Task description.
Review the listing and copy each line that holds the word "color".

Extracted records.
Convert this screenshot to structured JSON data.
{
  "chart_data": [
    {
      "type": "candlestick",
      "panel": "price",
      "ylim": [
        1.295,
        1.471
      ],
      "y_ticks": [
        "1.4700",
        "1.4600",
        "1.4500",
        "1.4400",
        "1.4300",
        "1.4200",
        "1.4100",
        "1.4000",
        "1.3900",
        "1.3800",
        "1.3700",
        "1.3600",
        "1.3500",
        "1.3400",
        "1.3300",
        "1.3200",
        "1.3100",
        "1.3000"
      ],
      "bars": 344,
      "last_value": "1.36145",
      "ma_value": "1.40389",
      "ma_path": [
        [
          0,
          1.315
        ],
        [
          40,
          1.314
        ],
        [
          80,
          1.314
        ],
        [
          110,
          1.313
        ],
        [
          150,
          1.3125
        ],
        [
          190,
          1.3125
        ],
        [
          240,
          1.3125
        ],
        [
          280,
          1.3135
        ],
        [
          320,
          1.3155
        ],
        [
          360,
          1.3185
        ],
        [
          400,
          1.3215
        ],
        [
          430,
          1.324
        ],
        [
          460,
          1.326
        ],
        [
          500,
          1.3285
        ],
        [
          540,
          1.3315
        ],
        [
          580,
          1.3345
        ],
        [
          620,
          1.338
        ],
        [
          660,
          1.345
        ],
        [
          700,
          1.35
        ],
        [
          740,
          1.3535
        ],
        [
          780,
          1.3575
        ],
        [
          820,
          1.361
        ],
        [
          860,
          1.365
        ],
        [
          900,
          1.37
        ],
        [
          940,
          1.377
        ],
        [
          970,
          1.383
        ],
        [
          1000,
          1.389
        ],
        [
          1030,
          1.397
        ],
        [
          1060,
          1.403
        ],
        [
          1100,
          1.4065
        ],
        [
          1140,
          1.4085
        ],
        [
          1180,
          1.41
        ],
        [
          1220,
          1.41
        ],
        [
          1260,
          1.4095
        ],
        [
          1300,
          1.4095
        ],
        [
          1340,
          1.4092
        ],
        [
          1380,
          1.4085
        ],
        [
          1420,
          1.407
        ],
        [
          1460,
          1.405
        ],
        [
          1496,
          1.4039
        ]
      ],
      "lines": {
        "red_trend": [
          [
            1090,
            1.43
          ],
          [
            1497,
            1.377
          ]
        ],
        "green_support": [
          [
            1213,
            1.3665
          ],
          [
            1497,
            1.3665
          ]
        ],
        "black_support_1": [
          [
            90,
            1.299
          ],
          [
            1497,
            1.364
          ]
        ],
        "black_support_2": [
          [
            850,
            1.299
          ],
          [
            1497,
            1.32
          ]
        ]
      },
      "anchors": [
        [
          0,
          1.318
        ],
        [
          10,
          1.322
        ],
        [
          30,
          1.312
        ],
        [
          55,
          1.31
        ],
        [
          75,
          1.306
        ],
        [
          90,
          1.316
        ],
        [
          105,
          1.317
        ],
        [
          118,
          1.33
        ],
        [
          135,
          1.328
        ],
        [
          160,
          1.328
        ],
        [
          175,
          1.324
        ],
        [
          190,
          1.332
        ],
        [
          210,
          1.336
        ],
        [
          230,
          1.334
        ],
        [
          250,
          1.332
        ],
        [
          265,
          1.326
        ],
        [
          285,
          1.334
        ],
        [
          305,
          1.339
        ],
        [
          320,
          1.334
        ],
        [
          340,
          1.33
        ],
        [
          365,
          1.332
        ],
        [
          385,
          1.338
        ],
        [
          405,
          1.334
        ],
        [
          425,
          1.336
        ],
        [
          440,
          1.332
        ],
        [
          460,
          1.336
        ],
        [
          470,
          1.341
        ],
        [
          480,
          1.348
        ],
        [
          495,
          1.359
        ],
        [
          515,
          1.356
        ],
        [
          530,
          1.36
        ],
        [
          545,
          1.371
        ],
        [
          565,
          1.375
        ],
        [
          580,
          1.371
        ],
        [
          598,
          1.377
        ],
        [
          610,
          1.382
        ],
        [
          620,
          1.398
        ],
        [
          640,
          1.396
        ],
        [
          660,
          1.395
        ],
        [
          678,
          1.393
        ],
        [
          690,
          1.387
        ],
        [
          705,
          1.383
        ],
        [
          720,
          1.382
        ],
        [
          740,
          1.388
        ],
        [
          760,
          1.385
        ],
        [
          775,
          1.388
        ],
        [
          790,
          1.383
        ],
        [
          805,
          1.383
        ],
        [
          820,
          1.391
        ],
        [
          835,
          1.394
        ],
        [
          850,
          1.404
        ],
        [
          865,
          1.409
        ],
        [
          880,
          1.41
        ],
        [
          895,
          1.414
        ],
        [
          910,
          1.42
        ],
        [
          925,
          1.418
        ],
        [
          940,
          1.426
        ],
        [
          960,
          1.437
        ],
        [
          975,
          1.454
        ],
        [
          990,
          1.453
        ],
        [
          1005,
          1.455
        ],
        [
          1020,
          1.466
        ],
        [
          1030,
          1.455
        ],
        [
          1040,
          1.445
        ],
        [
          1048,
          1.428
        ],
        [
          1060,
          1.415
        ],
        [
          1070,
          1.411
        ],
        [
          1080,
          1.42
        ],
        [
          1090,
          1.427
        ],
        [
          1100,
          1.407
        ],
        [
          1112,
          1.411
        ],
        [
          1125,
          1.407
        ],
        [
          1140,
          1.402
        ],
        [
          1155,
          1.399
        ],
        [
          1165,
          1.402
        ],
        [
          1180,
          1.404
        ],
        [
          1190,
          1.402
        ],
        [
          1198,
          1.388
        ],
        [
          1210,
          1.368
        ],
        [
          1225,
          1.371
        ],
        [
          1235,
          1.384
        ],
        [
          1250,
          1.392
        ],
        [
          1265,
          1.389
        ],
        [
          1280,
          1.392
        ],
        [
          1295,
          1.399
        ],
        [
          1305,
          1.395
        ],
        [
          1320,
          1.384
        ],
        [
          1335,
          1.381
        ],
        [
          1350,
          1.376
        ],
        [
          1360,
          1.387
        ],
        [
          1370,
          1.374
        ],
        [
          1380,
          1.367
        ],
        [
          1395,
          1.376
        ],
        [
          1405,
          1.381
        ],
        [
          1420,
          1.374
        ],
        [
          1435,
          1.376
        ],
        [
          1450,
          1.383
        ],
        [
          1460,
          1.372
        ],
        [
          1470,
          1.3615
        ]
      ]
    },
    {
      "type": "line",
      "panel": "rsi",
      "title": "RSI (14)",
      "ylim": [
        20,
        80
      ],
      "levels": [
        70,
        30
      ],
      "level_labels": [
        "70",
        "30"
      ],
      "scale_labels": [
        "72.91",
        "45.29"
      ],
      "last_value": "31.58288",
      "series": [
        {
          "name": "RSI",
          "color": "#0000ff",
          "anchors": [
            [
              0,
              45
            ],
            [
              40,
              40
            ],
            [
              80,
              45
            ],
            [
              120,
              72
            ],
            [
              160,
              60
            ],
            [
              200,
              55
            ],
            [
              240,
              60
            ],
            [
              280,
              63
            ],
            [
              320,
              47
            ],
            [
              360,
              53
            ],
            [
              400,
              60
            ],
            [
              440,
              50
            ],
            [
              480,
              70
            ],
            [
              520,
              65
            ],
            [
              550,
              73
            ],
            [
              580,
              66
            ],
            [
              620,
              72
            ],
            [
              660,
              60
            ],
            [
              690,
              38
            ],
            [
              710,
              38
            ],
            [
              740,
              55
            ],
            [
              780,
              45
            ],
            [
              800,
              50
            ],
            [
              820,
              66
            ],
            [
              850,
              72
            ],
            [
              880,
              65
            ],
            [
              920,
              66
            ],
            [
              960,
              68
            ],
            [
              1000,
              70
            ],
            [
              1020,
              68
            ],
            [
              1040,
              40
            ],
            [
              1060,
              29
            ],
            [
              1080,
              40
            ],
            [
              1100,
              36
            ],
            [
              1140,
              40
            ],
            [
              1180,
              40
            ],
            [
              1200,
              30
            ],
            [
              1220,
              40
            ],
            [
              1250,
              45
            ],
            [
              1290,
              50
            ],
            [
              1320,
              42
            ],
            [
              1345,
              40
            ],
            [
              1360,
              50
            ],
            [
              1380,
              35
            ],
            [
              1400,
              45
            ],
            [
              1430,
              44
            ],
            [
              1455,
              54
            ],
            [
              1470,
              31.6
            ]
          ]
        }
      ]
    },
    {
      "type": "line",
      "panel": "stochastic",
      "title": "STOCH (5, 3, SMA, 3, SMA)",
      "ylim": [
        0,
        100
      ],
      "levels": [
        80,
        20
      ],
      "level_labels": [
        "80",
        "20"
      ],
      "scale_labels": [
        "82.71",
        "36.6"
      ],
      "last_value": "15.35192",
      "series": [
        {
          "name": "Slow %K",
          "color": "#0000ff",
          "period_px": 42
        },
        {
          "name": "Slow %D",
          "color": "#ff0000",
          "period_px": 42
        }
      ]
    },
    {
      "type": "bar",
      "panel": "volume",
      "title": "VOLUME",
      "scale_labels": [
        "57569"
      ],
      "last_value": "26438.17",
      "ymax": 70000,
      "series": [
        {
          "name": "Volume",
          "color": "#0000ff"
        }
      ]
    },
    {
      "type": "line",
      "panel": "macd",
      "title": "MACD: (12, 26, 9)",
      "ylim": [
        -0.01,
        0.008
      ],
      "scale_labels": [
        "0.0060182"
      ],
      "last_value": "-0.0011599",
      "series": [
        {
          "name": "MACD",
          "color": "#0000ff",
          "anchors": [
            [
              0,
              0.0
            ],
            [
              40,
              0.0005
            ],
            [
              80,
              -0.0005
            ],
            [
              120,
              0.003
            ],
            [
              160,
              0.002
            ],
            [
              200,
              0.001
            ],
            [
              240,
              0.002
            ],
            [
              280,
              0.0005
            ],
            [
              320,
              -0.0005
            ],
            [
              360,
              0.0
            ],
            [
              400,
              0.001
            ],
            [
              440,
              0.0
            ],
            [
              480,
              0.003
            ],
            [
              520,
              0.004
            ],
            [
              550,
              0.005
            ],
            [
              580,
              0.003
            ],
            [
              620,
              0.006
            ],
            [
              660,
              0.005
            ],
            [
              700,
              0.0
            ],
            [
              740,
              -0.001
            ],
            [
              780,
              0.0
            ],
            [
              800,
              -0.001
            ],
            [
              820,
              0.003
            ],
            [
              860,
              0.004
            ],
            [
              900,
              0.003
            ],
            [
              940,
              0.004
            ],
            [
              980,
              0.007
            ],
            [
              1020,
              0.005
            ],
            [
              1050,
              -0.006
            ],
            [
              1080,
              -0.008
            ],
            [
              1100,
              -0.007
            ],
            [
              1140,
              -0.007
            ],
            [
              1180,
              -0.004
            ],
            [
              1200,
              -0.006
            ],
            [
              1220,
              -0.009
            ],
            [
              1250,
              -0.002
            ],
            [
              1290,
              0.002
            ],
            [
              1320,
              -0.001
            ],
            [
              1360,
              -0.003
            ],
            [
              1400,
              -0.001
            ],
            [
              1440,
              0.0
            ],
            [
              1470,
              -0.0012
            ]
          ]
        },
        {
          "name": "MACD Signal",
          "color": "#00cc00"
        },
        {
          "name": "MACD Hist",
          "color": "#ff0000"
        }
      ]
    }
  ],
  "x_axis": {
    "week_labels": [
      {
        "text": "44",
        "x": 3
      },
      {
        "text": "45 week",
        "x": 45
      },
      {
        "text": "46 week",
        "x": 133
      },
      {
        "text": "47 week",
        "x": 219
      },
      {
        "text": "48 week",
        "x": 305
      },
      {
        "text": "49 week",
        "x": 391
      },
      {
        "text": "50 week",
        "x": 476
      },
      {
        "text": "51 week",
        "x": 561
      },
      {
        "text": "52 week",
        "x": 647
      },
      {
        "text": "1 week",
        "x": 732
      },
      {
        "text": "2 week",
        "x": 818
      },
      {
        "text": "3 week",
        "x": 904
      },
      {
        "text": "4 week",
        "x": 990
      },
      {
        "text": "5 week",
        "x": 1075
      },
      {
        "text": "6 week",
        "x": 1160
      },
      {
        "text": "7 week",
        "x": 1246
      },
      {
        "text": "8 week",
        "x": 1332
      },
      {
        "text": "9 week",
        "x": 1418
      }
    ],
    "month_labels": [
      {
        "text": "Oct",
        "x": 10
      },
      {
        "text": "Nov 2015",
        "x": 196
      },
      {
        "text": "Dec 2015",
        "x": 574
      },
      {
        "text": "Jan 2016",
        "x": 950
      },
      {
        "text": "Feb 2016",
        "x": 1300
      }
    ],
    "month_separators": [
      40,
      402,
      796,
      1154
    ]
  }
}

Solution to this task.
          "color": "#0000ff",
          "color": "#0000ff",
          "color": "#ff0000",
          "color": "#0000ff"
          "color": "#0000ff",
          "color": "#00cc00"
          "color": "#ff0000"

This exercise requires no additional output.